━━━ 記事

金・銀の上昇

昔は「金本位制」と言って、金が通貨でした。

 

そして各国の通貨に価値があるのは、金と交換できるからという理屈でした。

 

逆に言いますと、各国が保有する金に見合う量以上には通貨を勝手に発行できない仕組みでした。

 

 

それゆえ、金は「通貨の王様」や「無国籍通貨」と言われていました。

 

 

かつてのFRB(米連邦準備理事会)議長、グリーンスパン氏は以下のような発言をしています。

 

 

 

・金は究極の支払い手段だ。

 

 

・金価格上昇は、世界の通貨市場に問題ありというシグナルである。

 

 

・金は炭鉱のカナリア(何らかの危険が迫っていることを知らせてくれる前兆)みたいなものだから、目が離せない。

 

 

 

そんな元FRB(米連邦準備理事会)議長のグリーンスパン氏ですが、一席10万ドルは下らないと言われる講演料をどの通貨で振り込みましょうか、と主催者事務局に聞かれた際に「金(Gold)」と答えたという有名なエピソードがあります。

 

 

アメリカ経済の表も裏も知り尽くしているグリーンスパン氏の発言ですから、やはり「金」は重要なのだと考えられます。

 

 

 

同様に、「銀」も重要です。

 

歴史を振り返りますと、アメリカでは1834年まで「銀本位制」が続きましたし、清ならびに1935年までの中華民国も「銀本位制」でした。

 

そして19世紀、ヨーロッパ諸国の多くは「金銀複本位制」を採用していました。

 

 

このように、「金」と「銀」には上記のような背景があるのですが、最近どちらも、じりじりと上昇してきています。

 

 

そのような中、先日、世界3大投資家の一人であるジム・ロジャーズ氏の新刊本「ジム・ロジャーズ 大予測: 激変する世界の見方」(東洋経済新報社)が発売されました。

 

 

新刊本には、以下のような事が書かれていました。

 

 

 

・これまでアメリカの株価はまったく下がらず、10年以上、連続で上昇し続けてきた。これは未だかつて起きたことがない現象だ。

 

 

・(今回のコロナ危機の)死亡者数を見れば、(中世末期の欧州の)ペストとは比較の対象にならない。ペストは当時の欧州の人口の3分の1、国によっては8割以上の人が亡くなっている。(中略)もちろんメディアは、ペスト再来だと、そう思ってほしいだろう。なぜならセンセーショナルに書けば新聞も売れるし、ネットのアクセス回数も増えるからだ。

 

 

・世界の中央銀行は、足並みを揃え、これまで世界史上最も大量のお金を刷ってきたにもかかわらず、今回の(コロナ危機)騒動でさらなる量的緩和を発表してさらに大量のお金をバラまこうとしている。日銀は以前より国債やETFを購入してきた。このままいけば、日銀が日本株の最大の株主になるという。こんなことが中央銀行の役割だろうか。中央銀行は狂気に拍車がかかっていると言わざるをえない。

━━━━━━
━━━ 生データ

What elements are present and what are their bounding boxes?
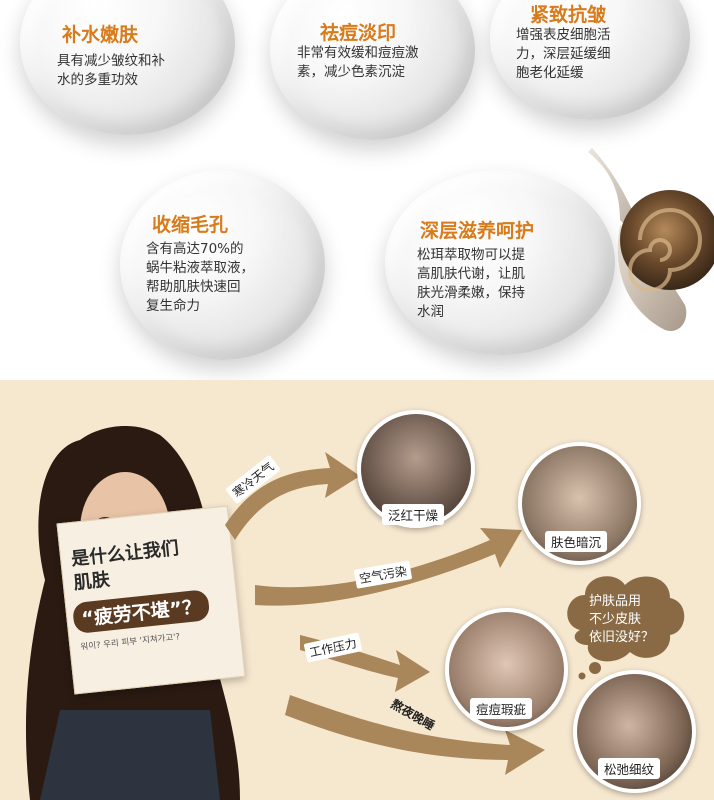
bubble-line: 不少皮肤	[589, 612, 642, 627]
result-redness-dryness: 泛红干燥	[382, 504, 445, 525]
feature-line: 水润	[417, 304, 444, 320]
feature-line: 力，深层延缓细	[516, 46, 611, 62]
feature-line: 复生命力	[146, 298, 200, 314]
feature-text-nourish: 松珥萃取物可以提 高肌肤代谢，让肌 肤光滑柔嫩，保持 水润	[417, 246, 525, 322]
result-dull-complexion: 肤色暗沉	[545, 531, 608, 552]
feature-line: 水的多重功效	[57, 72, 138, 88]
water-drop-2	[270, 0, 475, 140]
feature-line: 蜗牛粘液萃取液，	[146, 260, 254, 276]
feature-line: 松珥萃取物可以提	[417, 247, 525, 263]
feature-line: 含有高达70%的	[146, 241, 244, 257]
thought-bubble-text: 护肤品用 不少皮肤 依旧没好？	[589, 593, 654, 647]
feature-line: 帮助肌肤快速回	[146, 279, 241, 295]
feature-title-nourish: 深层滋养呵护	[420, 220, 535, 242]
feature-line: 胞老化延缓	[516, 65, 584, 81]
feature-line: 增强表皮细胞活	[516, 27, 611, 43]
snail-icon	[588, 148, 714, 331]
feature-line: 非常有效缓和痘痘激	[297, 45, 419, 61]
water-drop-5	[385, 170, 615, 355]
feature-title-hydrate: 补水嫩肤	[62, 24, 139, 46]
arrow-icon	[255, 528, 522, 606]
feature-title-pores: 收缩毛孔	[152, 214, 229, 236]
features-section: 补水嫩肤 具有减少皱纹和补 水的多重功效 祛痘淡印 非常有效缓和痘痘激 素，减少…	[0, 0, 714, 380]
feature-title-firming: 紧致抗皱	[530, 4, 607, 26]
water-drop-4	[120, 170, 325, 360]
result-acne-blemishes: 痘痘瑕疵	[470, 698, 533, 719]
bubble-line: 依旧没好？	[589, 630, 655, 645]
arrow-icon	[225, 452, 360, 540]
feature-line: 肤光滑柔嫩，保持	[417, 285, 525, 301]
feature-text-firming: 增强表皮细胞活 力，深层延缓细 胞老化延缓	[516, 26, 611, 83]
feature-line: 素，减少色素沉淀	[297, 64, 405, 80]
arrow-icon	[285, 695, 545, 775]
result-sagging-wrinkles: 松弛细纹	[598, 758, 661, 779]
feature-title-acne: 祛痘淡印	[320, 22, 397, 44]
feature-text-pores: 含有高达70%的 蜗牛粘液萃取液， 帮助肌肤快速回 复生命力	[146, 240, 254, 316]
feature-text-hydrate: 具有减少皱纹和补 水的多重功效	[57, 52, 165, 90]
bubble-line: 护肤品用	[589, 594, 642, 609]
feature-line: 具有减少皱纹和补	[57, 53, 165, 69]
feature-text-acne: 非常有效缓和痘痘激 素，减少色素沉淀	[297, 44, 419, 82]
feature-line: 高肌肤代谢，让肌	[417, 266, 525, 282]
thought-bubble-icon	[567, 576, 685, 680]
causes-section: 是什么让我们 肌肤 “疲劳不堪”？ 워이? 우리 피부 '지쳐가고'? 寒冷天气…	[0, 380, 714, 800]
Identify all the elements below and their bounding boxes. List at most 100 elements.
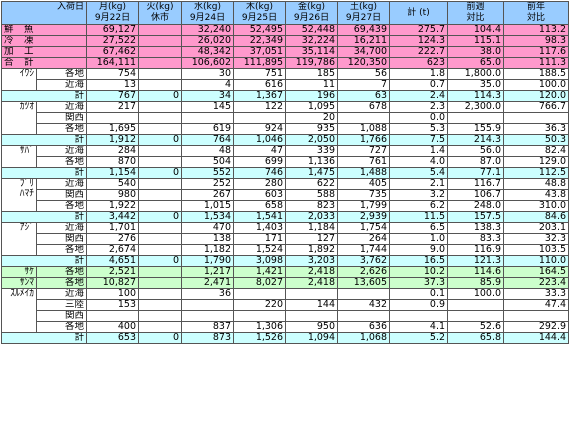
header-day-5: 金(kg) 9月26日 bbox=[285, 1, 339, 25]
region-label: 各地 bbox=[35, 200, 88, 212]
value-cell: 1,799 bbox=[337, 200, 391, 212]
table-row: 各地 870 504 699 1,136 761 4.0 87.0 129.0 bbox=[2, 156, 569, 168]
subtotal-row: 計 1,912 0 764 1,046 2,050 1,766 7.5 214.3 50.3 bbox=[0, 134, 569, 146]
value-cell: 540 bbox=[86, 178, 140, 190]
value-cell: 248.0 bbox=[447, 200, 505, 212]
value-cell: 339 bbox=[285, 145, 339, 157]
value-cell: 1.0 bbox=[389, 233, 449, 245]
value-cell: 310.0 bbox=[503, 200, 569, 212]
value-cell bbox=[138, 101, 183, 113]
region-label: 各地 bbox=[35, 244, 88, 256]
value-cell: 1,524 bbox=[233, 244, 287, 256]
value-cell: 699 bbox=[233, 156, 287, 168]
value-cell bbox=[138, 321, 183, 333]
value-cell bbox=[138, 200, 183, 212]
value-cell: 144 bbox=[285, 299, 339, 311]
value-cell: 220 bbox=[233, 299, 287, 311]
value-cell: 470 bbox=[181, 222, 235, 234]
value-cell: 114.3 bbox=[447, 90, 505, 102]
value-cell: 0 bbox=[138, 211, 183, 223]
table-row: ｻﾝﾏ 各地 10,827 2,471 8,027 2,418 13,605 37.3 85.9… bbox=[1, 277, 569, 289]
value-cell: 164,111 bbox=[86, 57, 140, 69]
value-cell: 115.1 bbox=[447, 35, 505, 47]
value-cell: 37,051 bbox=[233, 46, 287, 58]
value-cell: 653 bbox=[86, 332, 140, 344]
header-day-2: 火(kg) 休市 bbox=[138, 1, 183, 25]
region-label: 各地 bbox=[35, 277, 88, 289]
value-cell: 119,786 bbox=[285, 57, 339, 69]
value-cell: 1,015 bbox=[181, 200, 235, 212]
value-cell: 35,114 bbox=[285, 46, 339, 58]
value-cell: 746 bbox=[233, 167, 287, 179]
value-cell: 2,418 bbox=[285, 266, 339, 278]
value-cell bbox=[138, 79, 183, 91]
value-cell: 48.8 bbox=[503, 178, 569, 190]
value-cell: 3.2 bbox=[389, 189, 449, 201]
value-cell: 0 bbox=[138, 332, 183, 344]
value-cell: 171 bbox=[233, 233, 287, 245]
value-cell bbox=[138, 277, 183, 289]
value-cell: 678 bbox=[337, 101, 391, 113]
header-day-1: 月(kg) 9月22日 bbox=[86, 1, 140, 25]
region-label: 各地 bbox=[35, 156, 88, 168]
value-cell: 8,027 bbox=[233, 277, 287, 289]
value-cell: 1,421 bbox=[233, 266, 287, 278]
table-row: 関西 980 267 603 588 735 3.2 106.7 43.8 bbox=[2, 189, 569, 201]
summary-label: 加 工 bbox=[0, 46, 88, 58]
fish-arrival-table: 入荷日 月(kg) 9月22日 火(kg) 休市 水(kg) 9月24日 木(kg) 9… bbox=[0, 1, 569, 344]
value-cell: 1,217 bbox=[181, 266, 235, 278]
value-cell: 727 bbox=[337, 145, 391, 157]
region-label: 近海 bbox=[35, 222, 88, 234]
header-day-6: 土(kg) 9月27日 bbox=[337, 1, 391, 25]
value-cell bbox=[181, 310, 235, 322]
value-cell: 26,020 bbox=[181, 35, 235, 47]
value-cell: 980 bbox=[86, 189, 140, 201]
value-cell: 276 bbox=[86, 233, 140, 245]
value-cell bbox=[503, 112, 569, 124]
fish-name: ｶﾂｵ bbox=[1, 101, 37, 135]
value-cell bbox=[138, 24, 183, 36]
value-cell: 120.0 bbox=[503, 90, 569, 102]
value-cell: 217 bbox=[86, 101, 140, 113]
value-cell: 7 bbox=[337, 79, 391, 91]
value-cell: 588 bbox=[285, 189, 339, 201]
value-cell bbox=[503, 310, 569, 322]
value-cell: 3,203 bbox=[285, 255, 339, 267]
value-cell: 36 bbox=[181, 288, 235, 300]
value-cell: 0.9 bbox=[389, 299, 449, 311]
value-cell: 4.0 bbox=[389, 156, 449, 168]
value-cell: 751 bbox=[233, 68, 287, 80]
value-cell: 405 bbox=[337, 178, 391, 190]
value-cell: 6.5 bbox=[389, 222, 449, 234]
value-cell: 87.0 bbox=[447, 156, 505, 168]
value-cell: 3,762 bbox=[337, 255, 391, 267]
value-cell: 603 bbox=[233, 189, 287, 201]
value-cell: 284 bbox=[86, 145, 140, 157]
value-cell bbox=[138, 178, 183, 190]
value-cell: 1,088 bbox=[337, 123, 391, 135]
value-cell: 185 bbox=[285, 68, 339, 80]
value-cell: 823 bbox=[285, 200, 339, 212]
table-row: 近海 13 4 616 11 7 0.7 35.0 100.0 bbox=[2, 79, 569, 91]
value-cell: 138 bbox=[181, 233, 235, 245]
value-cell: 1,488 bbox=[337, 167, 391, 179]
table-row: 各地 1,695 619 924 935 1,088 5.3 155.9 36.3 bbox=[2, 123, 569, 135]
value-cell: 280 bbox=[233, 178, 287, 190]
value-cell: 52,448 bbox=[285, 24, 339, 36]
value-cell: 1,306 bbox=[233, 321, 287, 333]
value-cell: 2.3 bbox=[389, 101, 449, 113]
value-cell: 47.4 bbox=[503, 299, 569, 311]
value-cell: 32.3 bbox=[503, 233, 569, 245]
value-cell bbox=[138, 288, 183, 300]
summary-row: 合 計 164,111 106,602 111,895 119,786 120,350 62… bbox=[0, 57, 569, 69]
value-cell: 764 bbox=[181, 134, 235, 146]
value-cell: 116.7 bbox=[447, 178, 505, 190]
value-cell: 0 bbox=[138, 134, 183, 146]
value-cell: 950 bbox=[285, 321, 339, 333]
value-cell bbox=[138, 156, 183, 168]
value-cell: 1,912 bbox=[86, 134, 140, 146]
value-cell: 1,695 bbox=[86, 123, 140, 135]
value-cell bbox=[337, 310, 391, 322]
subtotal-row: 計 767 0 34 1,367 196 63 2.4 114.3 120.0 bbox=[0, 90, 569, 102]
region-label: 各地 bbox=[35, 321, 88, 333]
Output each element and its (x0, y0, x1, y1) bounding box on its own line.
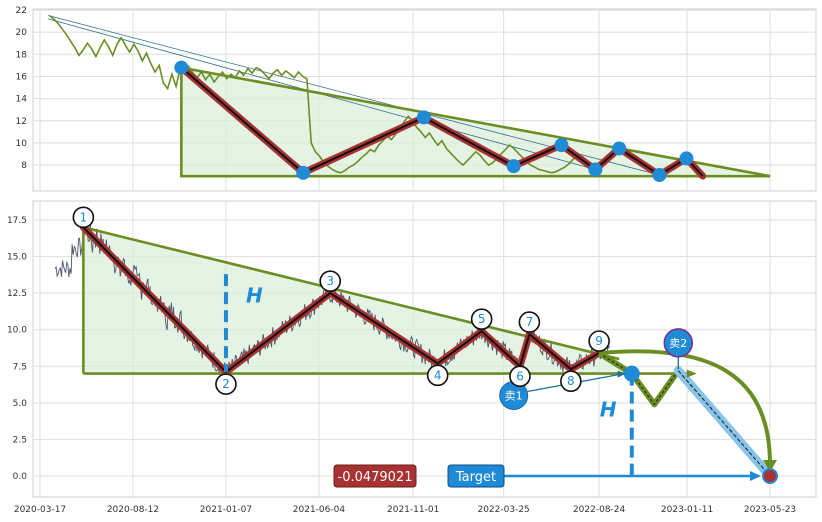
sell1-label: 卖1 (505, 390, 523, 403)
bottom-x-tick: 2021-06-04 (293, 505, 346, 515)
bottom-x-tick: 2023-05-23 (744, 505, 796, 515)
top-wave-point (612, 141, 627, 156)
wave-label-1: 1 (80, 210, 88, 224)
bottom-y-tick: 15.0 (7, 253, 27, 263)
wave-label-circle (509, 365, 531, 388)
wave-label-circle (72, 206, 95, 229)
curved-arrowhead (763, 460, 777, 472)
bottom-x-tick: 2023-01-11 (661, 505, 713, 515)
bottom-y-tick: 7.5 (13, 362, 27, 372)
value-box (333, 464, 417, 488)
wave-label-circle (319, 270, 342, 292)
top-wave-point (554, 138, 569, 153)
value-label: -0.0479021 (338, 470, 413, 485)
wave-label-2: 2 (222, 377, 230, 391)
projection-zigzag-dash (598, 352, 679, 406)
bottom-y-tick: 2.5 (13, 435, 27, 445)
breakout-point (623, 365, 640, 382)
top-wave-inner (180, 66, 704, 177)
target-label: Target (455, 470, 496, 485)
wave-label-3: 3 (326, 274, 334, 288)
wave-label-circle (518, 311, 541, 333)
bottom-x-tick: 2021-01-07 (200, 505, 252, 515)
top-y-tick: 16 (16, 72, 28, 82)
top-wave-point (588, 162, 603, 177)
bottom-x-tick: 2020-08-12 (107, 505, 159, 515)
bottom-wave-inner (82, 226, 600, 374)
wave-label-6: 6 (516, 369, 524, 383)
top-wave-path (177, 64, 707, 180)
target-box (447, 464, 505, 488)
wave-label-circle (470, 308, 493, 330)
sell2-label: 卖2 (669, 337, 687, 350)
projection-target-dash (677, 370, 771, 477)
sell1-arrowhead (617, 370, 626, 378)
bottom-projection (597, 349, 778, 484)
wave-label-circle (426, 364, 449, 387)
top-y-tick: 8 (21, 161, 27, 171)
top-y-tick: 14 (16, 95, 28, 105)
wave-label-circle (215, 373, 237, 395)
top-y-tick-labels: 8 10 12 14 16 18 20 22 (16, 6, 28, 171)
curved-target-arrow (598, 349, 772, 465)
top-triangle-outline (180, 66, 771, 178)
bottom-y-tick: 5.0 (13, 399, 28, 409)
top-y-tick: 12 (16, 117, 27, 127)
wave-label-4: 4 (434, 368, 442, 382)
bottom-y-tick: 17.5 (7, 216, 27, 226)
wave-label-circle (588, 330, 610, 352)
wave-label-8: 8 (567, 374, 575, 388)
top-wave-points (174, 60, 694, 183)
top-y-tick: 22 (16, 6, 27, 16)
bottom-y-tick: 12.5 (7, 289, 27, 299)
trend-arrowhead (686, 369, 697, 378)
top-y-tick: 10 (16, 139, 28, 149)
h-label-right: H (600, 398, 617, 422)
top-price-line (48, 14, 578, 174)
bottom-wave-labels: 1 2 3 4 5 6 7 8 9 (72, 206, 610, 395)
bottom-panel: 0.02.55.07.510.012.515.017.5 2020-03-17 2… (7, 200, 817, 515)
top-y-tick: 18 (16, 50, 28, 60)
top-wave-point (652, 168, 667, 183)
wave-label-9: 9 (595, 334, 603, 348)
bottom-y-tick: 10.0 (7, 326, 27, 336)
target-arrowhead (750, 471, 761, 481)
top-wave-point (174, 60, 189, 75)
bottom-x-tick: 2022-03-25 (477, 505, 529, 515)
top-wave-point (679, 151, 694, 166)
wave-label-circle (560, 370, 582, 393)
bottom-annotations: H H 卖1 卖2 Target -0.0479021 (223, 274, 761, 488)
bottom-x-tick: 2022-08-24 (573, 505, 626, 515)
bottom-y-tick-labels: 0.0 2.5 5.0 7.5 10.0 12.5 15.0 17.5 (7, 216, 27, 482)
bottom-x-tick: 2020-03-17 (14, 505, 66, 515)
bottom-y-tick: 0.0 (13, 472, 28, 482)
bottom-wave-path (79, 223, 603, 376)
bottom-x-tick-labels: 2020-03-17 2020-08-12 2021-01-07 2021-06-04… (14, 505, 796, 515)
sell2-badge (663, 328, 694, 358)
bottom-x-tick: 2021-11-01 (387, 505, 439, 515)
top-wave-point (506, 159, 521, 174)
top-y-tick: 20 (16, 28, 28, 38)
h-label-left: H (246, 283, 263, 307)
wave-label-5: 5 (478, 312, 486, 326)
top-wave-point (416, 110, 431, 125)
top-panel: 8 10 12 14 16 18 20 22 (16, 6, 817, 192)
wave-label-7: 7 (526, 315, 534, 329)
target-marker (762, 468, 778, 484)
top-wave-point (296, 165, 311, 180)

━━━━━━

● 依頼内容
金・銀の上昇を扱った記事を、最後の文のあとから書き継ぐこと。

● 最終結果
 

 

・簡単に言えば、一番やられたものを買うべきだ。株以外に急落した資産では、銀価格が数年ぶりの安値を更新している。

 

 

・私は米ドルを大量に持っているが、それを売る必要はまったくないと思っている。その理由は、本当に安全な通貨を求める時に一番安全な通貨が米ドルだと思っているからだ。

 

 

・現金を持つにしても、間違えた通貨を持ってはいけない。そして、現金以外にも金や銀も買うべきだ。直近では、銀価格が金より落ち込んでいるので、どちらかを選べと言われたら私は銀を選ぶ。

 

 

・政府も民間も現在ほど、多額の債務を抱えた時代はない。債務は成長の機会を奪うのだ。欧米も日本も新興国も多額の債務を抱えている。まさしく歴史上初の異常事態と言ってよい。

 

 

・私はもう8年間、金や銀には投資していなかったが、ここ最近また、それらへの投資を始めている。さらに、金や銀が下がる展開になれば、ここは惜しみなく買おうと思っている。

 

 

・不安の時代には金や銀に投資するのが正しい。私はもっと多くの人が金や銀に投資すべきだと思っている。私は、そう遠くない未来に、金や銀が大きな利益を生むと見ている。なぜなら歴史を振り返ると、人々が政府に対して信頼を無くしたとき、金や銀の価格は急騰しているからだ。

 

 

 

上記のように、グリーンスパン氏と同様、ジム・ロジャーズ氏も金に強気であり、また銀により強気です。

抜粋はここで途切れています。